• _What is required_: Copy every line from the material below that holds "Karol".

Data entries

☆ ☆ ☆

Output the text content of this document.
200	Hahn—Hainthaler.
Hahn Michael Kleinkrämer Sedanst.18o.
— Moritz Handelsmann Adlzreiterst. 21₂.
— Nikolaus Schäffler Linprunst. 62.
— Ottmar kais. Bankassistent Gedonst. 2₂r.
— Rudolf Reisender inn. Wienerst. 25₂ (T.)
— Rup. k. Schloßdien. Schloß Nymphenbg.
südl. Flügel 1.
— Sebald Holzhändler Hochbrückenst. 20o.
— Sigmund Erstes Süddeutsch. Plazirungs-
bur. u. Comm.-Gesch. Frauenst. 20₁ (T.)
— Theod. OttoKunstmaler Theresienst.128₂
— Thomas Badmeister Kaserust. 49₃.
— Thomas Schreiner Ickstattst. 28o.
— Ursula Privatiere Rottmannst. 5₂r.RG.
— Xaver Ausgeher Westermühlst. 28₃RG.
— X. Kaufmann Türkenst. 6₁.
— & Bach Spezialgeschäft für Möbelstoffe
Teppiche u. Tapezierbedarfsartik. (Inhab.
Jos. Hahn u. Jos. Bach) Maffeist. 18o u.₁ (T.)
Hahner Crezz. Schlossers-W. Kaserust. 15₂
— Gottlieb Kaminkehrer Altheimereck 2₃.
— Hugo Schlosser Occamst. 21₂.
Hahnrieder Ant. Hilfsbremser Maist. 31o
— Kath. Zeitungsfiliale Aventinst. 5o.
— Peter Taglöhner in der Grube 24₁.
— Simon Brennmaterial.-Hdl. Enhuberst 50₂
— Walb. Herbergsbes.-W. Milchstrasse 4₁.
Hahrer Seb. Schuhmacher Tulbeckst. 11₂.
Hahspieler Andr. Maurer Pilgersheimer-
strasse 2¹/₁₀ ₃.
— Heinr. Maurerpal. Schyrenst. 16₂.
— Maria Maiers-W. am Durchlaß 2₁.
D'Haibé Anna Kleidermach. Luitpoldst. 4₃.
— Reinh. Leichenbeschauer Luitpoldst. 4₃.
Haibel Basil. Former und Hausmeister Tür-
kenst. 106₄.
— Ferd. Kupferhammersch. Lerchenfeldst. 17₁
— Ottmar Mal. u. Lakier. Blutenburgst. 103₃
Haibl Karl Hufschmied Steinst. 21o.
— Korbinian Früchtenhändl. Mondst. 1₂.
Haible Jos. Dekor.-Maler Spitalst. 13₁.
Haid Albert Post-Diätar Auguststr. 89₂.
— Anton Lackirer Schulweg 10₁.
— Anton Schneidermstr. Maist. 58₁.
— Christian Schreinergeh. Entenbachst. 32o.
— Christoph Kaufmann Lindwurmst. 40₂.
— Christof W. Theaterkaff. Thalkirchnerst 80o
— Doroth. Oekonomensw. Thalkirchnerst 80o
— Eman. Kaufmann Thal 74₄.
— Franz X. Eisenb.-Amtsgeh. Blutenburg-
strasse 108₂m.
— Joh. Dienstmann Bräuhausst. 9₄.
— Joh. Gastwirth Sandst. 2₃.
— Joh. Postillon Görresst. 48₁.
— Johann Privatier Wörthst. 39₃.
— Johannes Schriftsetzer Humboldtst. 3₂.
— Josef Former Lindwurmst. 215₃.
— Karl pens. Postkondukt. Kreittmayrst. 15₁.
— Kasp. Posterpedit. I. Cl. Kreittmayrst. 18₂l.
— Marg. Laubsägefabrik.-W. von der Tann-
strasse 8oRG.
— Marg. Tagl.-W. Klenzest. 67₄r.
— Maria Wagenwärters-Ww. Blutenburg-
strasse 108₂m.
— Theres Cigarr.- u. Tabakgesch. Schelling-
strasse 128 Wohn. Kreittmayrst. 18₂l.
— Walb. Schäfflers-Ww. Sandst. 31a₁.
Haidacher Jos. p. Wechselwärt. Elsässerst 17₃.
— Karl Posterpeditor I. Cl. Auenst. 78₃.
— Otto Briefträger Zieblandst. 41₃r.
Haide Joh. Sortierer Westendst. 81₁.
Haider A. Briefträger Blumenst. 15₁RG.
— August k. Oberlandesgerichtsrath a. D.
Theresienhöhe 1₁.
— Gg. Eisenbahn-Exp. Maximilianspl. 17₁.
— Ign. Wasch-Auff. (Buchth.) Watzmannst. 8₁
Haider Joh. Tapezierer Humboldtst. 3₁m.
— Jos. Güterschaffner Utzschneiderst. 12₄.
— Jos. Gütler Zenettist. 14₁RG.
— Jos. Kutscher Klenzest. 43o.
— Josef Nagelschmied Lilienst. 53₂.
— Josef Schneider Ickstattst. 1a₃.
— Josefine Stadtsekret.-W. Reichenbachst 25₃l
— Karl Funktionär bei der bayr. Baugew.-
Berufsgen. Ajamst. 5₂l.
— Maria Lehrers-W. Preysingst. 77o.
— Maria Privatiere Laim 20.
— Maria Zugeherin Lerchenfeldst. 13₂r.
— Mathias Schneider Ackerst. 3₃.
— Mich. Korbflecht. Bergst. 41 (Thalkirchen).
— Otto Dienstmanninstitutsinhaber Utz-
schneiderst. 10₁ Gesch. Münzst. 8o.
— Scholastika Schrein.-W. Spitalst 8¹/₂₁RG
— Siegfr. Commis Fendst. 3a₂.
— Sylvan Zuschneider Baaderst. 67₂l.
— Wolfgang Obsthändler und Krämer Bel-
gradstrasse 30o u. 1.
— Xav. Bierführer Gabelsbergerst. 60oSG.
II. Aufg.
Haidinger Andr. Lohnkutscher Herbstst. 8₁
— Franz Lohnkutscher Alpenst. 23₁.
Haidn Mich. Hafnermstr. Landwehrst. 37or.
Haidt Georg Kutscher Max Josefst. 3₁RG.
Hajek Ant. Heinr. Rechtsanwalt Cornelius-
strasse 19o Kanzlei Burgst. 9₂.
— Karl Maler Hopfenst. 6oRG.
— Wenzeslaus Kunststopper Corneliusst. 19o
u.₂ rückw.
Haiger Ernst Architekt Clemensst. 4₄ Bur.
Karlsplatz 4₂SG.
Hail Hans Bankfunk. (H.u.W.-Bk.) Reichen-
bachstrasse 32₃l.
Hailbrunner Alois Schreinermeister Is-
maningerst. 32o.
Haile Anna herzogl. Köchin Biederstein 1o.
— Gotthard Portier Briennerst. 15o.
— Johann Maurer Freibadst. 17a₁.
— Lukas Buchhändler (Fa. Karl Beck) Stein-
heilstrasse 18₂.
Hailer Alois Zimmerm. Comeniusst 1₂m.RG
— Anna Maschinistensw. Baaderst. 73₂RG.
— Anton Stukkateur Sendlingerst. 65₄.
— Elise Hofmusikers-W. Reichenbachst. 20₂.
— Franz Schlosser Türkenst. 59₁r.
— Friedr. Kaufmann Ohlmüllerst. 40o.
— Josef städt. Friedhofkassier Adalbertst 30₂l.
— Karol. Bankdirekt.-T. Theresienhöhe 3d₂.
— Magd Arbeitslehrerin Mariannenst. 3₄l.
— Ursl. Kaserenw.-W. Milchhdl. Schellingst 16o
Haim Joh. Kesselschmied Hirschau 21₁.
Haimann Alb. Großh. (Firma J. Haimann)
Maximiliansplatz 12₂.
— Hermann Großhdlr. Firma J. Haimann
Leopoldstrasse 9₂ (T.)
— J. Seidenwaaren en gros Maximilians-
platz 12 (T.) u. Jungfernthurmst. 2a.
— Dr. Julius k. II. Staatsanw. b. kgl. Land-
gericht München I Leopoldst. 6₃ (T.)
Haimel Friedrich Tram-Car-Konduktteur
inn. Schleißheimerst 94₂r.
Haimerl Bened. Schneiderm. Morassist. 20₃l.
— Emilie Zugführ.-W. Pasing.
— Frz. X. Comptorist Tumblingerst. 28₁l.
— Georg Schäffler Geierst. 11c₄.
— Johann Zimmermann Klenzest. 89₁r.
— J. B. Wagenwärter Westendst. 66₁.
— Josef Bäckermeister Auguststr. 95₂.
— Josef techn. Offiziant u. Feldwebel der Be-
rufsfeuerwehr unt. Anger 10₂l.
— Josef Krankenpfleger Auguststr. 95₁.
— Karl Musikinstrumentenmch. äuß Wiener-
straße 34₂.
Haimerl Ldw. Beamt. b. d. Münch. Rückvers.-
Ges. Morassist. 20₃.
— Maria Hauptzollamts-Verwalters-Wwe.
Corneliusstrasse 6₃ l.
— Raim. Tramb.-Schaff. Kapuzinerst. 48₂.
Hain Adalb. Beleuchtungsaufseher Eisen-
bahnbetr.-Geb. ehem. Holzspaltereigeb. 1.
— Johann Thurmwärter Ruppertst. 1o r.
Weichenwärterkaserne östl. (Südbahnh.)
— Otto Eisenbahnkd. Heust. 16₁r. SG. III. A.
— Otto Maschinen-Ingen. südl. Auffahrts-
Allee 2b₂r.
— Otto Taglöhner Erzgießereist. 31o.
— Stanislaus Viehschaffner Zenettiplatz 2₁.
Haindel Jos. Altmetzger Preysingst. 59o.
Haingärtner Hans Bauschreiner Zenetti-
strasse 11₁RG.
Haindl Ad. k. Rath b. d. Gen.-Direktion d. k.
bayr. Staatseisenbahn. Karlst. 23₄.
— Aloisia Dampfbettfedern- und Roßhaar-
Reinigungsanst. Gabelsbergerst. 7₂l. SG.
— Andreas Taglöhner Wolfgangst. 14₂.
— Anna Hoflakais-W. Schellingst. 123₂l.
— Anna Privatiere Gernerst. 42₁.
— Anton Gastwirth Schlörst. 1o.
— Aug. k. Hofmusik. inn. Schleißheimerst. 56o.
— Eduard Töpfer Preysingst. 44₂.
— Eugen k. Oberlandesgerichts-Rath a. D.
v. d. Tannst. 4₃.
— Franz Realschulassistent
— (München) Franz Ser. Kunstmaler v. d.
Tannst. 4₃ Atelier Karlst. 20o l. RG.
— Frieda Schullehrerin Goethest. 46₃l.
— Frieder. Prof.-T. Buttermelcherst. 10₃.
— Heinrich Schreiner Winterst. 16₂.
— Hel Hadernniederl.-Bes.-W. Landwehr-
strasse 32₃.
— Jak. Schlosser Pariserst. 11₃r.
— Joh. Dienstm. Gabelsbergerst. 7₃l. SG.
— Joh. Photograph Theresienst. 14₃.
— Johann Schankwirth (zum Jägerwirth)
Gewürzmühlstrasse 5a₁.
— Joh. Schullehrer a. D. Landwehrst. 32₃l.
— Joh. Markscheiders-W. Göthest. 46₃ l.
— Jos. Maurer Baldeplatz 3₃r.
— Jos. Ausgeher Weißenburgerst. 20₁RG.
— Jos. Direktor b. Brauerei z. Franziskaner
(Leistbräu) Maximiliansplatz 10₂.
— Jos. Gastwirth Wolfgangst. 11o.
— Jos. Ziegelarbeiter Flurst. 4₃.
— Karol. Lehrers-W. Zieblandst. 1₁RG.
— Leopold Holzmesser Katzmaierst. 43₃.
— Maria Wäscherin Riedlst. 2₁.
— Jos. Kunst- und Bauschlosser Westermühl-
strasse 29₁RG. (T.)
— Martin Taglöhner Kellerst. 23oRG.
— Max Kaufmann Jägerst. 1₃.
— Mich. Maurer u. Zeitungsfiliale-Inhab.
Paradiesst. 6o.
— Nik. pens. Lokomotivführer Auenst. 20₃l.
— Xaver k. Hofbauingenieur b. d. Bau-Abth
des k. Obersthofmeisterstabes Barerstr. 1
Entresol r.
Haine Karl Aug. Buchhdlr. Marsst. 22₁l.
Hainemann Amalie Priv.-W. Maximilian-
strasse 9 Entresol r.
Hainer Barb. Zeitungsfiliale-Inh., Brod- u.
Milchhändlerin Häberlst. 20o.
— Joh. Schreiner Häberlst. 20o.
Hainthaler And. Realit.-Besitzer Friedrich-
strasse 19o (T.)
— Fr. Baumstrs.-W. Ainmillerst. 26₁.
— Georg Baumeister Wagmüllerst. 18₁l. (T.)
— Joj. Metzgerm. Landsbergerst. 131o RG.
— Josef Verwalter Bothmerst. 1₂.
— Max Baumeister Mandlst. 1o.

☆ ☆ ☆

• _Output of the task_:
— Karol. Bankdirekt.-T. Theresienhöhe 3d₂.
— Karol. Lehrers-W. Zieblandst. 1₁RG.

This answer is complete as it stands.